### Exercise instructions
From the listing below, pull each line that includes "lamináttábláink".
** START OF Task data **
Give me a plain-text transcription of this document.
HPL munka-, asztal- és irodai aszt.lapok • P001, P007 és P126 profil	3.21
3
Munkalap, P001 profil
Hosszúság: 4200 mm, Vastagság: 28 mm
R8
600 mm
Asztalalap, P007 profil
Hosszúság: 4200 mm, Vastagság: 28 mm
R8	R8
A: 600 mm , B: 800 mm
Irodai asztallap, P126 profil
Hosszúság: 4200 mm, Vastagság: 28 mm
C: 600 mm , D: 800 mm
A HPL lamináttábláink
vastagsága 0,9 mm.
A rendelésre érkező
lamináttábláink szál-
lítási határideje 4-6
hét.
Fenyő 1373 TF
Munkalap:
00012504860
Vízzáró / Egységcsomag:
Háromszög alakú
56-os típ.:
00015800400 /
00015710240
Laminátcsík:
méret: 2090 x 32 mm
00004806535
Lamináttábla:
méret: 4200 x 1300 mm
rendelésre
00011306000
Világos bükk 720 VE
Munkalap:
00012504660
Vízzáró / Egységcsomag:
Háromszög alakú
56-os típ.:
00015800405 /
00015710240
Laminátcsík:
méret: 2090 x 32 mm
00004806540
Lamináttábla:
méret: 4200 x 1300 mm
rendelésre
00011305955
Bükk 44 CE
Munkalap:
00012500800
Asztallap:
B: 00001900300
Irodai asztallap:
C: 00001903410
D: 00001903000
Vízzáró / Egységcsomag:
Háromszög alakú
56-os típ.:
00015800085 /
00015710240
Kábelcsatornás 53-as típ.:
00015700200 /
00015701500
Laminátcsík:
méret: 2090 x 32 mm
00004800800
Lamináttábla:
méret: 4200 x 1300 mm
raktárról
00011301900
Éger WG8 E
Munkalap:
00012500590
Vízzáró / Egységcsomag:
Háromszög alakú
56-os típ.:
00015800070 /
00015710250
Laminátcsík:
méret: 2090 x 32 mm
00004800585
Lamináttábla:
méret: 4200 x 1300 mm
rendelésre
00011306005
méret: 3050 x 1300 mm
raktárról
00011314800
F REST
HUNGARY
** END OF Task data **
### Task response
A HPL lamináttábláink
lamináttábláink szál-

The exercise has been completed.